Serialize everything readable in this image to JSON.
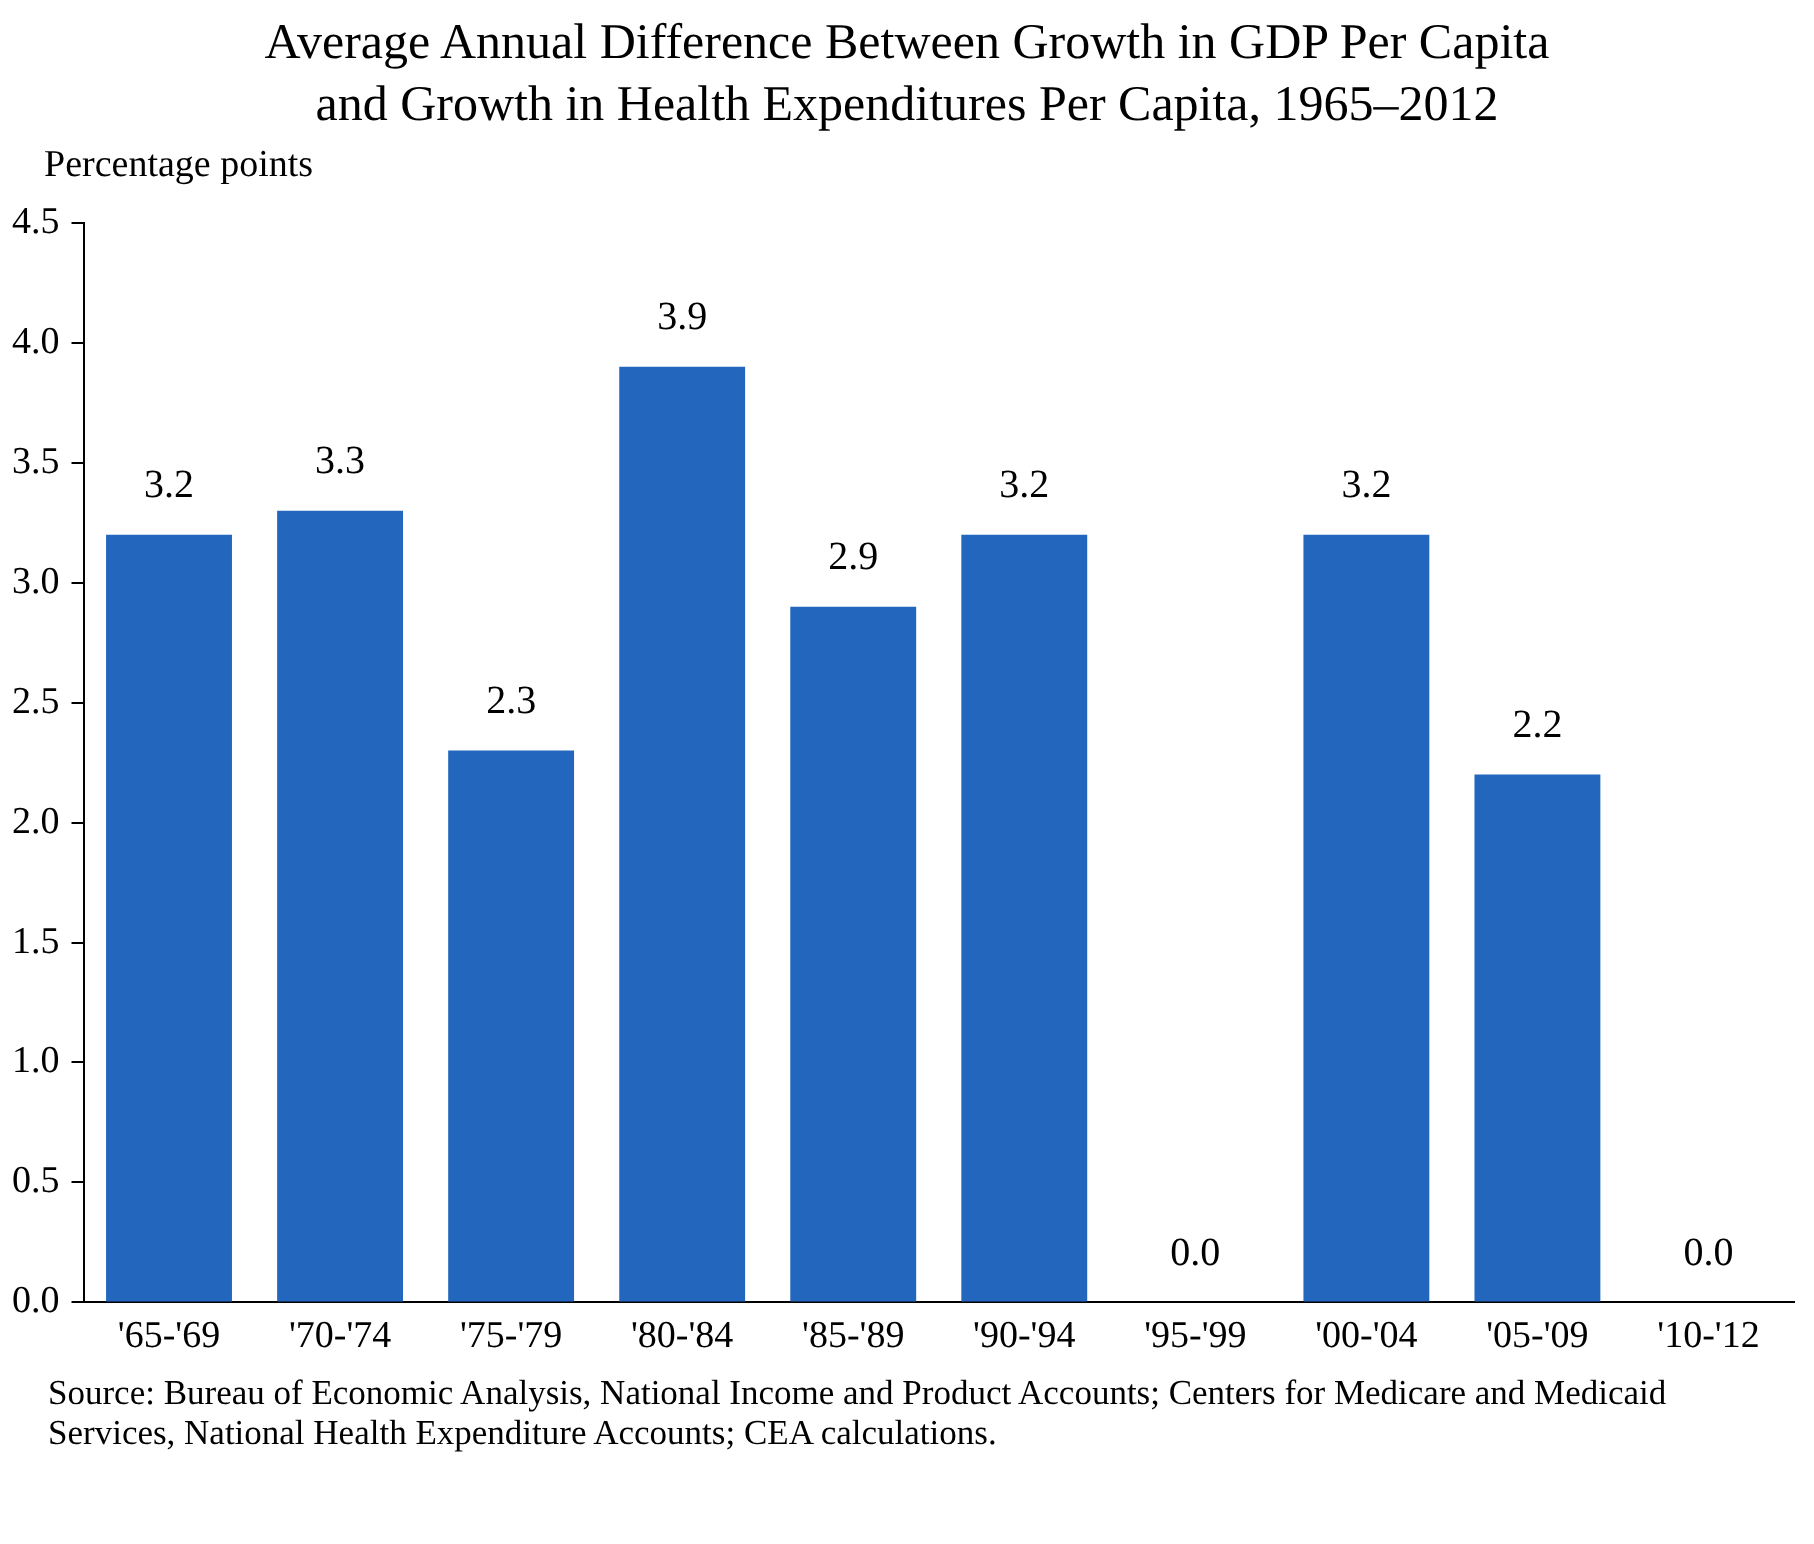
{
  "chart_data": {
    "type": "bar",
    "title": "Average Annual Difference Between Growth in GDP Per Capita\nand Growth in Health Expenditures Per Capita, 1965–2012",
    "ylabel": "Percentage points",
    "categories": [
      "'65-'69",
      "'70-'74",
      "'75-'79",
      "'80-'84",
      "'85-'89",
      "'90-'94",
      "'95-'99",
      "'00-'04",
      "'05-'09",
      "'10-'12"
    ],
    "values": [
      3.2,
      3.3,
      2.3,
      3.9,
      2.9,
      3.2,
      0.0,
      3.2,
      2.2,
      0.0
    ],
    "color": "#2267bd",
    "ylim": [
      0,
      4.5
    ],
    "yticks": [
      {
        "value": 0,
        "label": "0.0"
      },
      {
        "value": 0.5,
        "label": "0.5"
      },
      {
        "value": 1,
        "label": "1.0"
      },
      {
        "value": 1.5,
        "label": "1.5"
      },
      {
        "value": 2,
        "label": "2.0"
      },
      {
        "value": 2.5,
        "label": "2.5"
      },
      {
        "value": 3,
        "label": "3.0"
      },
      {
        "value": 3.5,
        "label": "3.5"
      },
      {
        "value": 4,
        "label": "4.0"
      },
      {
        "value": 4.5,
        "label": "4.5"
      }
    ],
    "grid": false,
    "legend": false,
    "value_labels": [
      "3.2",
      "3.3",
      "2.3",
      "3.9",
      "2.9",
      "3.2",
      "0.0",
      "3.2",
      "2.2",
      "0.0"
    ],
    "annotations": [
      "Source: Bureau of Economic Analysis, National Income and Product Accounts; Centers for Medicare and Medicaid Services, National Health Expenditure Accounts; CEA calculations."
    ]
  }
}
◇ ◇ ◇ ◇
__Task statement__
Go through the records line by line and count those containing the string "Health". Give only the total.

__Worked answer__
2